_WORK INSTRUCTIONS_
Read the listing and extract each line that includes the word "الله".

────

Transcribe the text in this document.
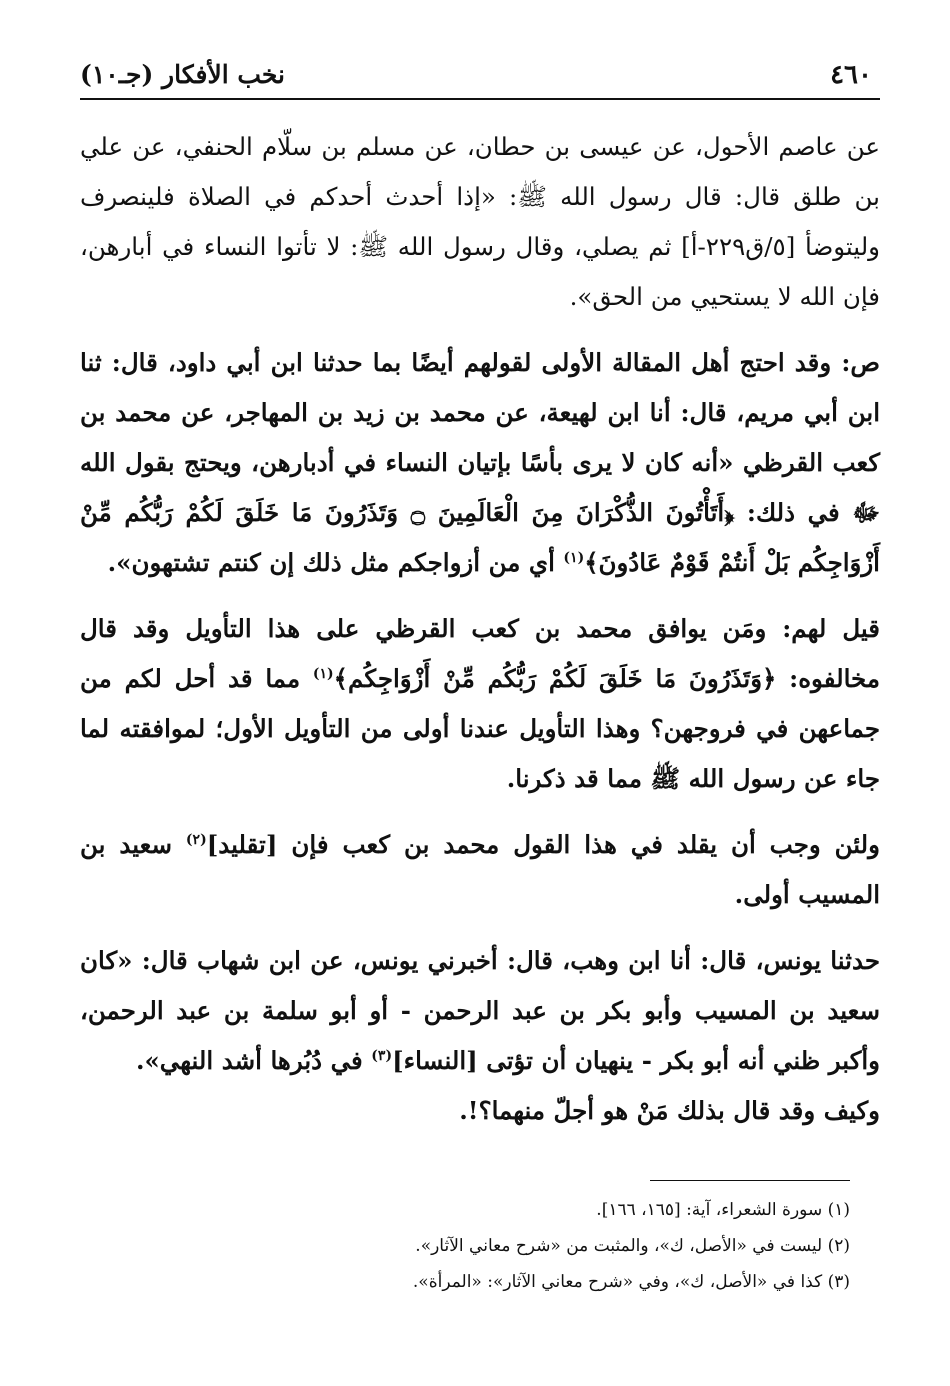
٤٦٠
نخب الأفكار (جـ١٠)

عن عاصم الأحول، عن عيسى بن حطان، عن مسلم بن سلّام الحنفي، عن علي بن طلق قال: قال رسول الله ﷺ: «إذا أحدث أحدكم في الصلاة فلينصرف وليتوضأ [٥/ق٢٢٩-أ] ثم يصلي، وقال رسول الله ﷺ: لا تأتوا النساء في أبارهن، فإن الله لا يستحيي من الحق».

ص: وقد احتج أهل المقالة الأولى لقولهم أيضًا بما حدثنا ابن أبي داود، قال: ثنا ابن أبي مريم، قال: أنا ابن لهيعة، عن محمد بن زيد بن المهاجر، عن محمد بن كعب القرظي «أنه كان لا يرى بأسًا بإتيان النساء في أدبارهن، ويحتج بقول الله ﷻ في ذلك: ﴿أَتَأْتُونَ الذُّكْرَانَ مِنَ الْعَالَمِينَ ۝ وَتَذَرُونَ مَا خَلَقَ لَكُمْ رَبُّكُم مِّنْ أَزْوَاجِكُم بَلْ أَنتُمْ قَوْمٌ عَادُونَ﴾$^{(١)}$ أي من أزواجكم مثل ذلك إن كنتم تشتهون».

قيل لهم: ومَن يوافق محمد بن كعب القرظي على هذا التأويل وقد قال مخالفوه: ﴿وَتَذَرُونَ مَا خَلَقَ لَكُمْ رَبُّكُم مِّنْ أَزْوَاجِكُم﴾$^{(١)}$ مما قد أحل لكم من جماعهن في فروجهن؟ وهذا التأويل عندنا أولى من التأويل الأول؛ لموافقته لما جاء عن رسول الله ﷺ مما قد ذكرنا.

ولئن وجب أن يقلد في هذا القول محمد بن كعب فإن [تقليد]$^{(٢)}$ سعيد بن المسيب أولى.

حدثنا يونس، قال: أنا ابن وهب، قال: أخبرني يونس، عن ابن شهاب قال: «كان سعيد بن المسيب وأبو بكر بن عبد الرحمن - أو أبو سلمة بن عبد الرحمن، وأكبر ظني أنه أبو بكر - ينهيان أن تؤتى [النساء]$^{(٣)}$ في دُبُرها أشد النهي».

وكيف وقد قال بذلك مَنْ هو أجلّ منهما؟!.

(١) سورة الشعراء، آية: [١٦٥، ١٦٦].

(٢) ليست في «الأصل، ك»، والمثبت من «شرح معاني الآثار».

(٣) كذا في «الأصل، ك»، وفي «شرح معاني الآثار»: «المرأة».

────

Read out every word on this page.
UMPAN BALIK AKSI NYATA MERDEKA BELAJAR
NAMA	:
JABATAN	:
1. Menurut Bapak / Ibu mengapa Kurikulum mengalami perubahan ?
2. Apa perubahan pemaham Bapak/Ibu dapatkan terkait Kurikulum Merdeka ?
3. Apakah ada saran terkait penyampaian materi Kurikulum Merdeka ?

────

_RESPONSE_
عن عاصم الأحول، عن عيسى بن حطان، عن مسلم بن سلّام الحنفي، عن علي بن طلق قال: قال رسول الله ﷺ: «إذا أحدث أحدكم في الصلاة فلينصرف وليتوضأ [٥/ق٢٢٩-أ] ثم يصلي، وقال رسول الله ﷺ: لا تأتوا النساء في أبارهن، فإن الله لا يستحيي من الحق».
ص: وقد احتج أهل المقالة الأولى لقولهم أيضًا بما حدثنا ابن أبي داود، قال: ثنا ابن أبي مريم، قال: أنا ابن لهيعة، عن محمد بن زيد بن المهاجر، عن محمد بن كعب القرظي «أنه كان لا يرى بأسًا بإتيان النساء في أدبارهن، ويحتج بقول الله ﷻ في ذلك: ﴿أَتَأْتُونَ الذُّكْرَانَ مِنَ الْعَالَمِينَ ۝ وَتَذَرُونَ مَا خَلَقَ لَكُمْ رَبُّكُم مِّنْ أَزْوَاجِكُم بَلْ أَنتُمْ قَوْمٌ عَادُونَ﴾$^{(١)}$ أي من أزواجكم مثل ذلك إن كنتم تشتهون».
قيل لهم: ومَن يوافق محمد بن كعب القرظي على هذا التأويل وقد قال مخالفوه: ﴿وَتَذَرُونَ مَا خَلَقَ لَكُمْ رَبُّكُم مِّنْ أَزْوَاجِكُم﴾$^{(١)}$ مما قد أحل لكم من جماعهن في فروجهن؟ وهذا التأويل عندنا أولى من التأويل الأول؛ لموافقته لما جاء عن رسول الله ﷺ مما قد ذكرنا.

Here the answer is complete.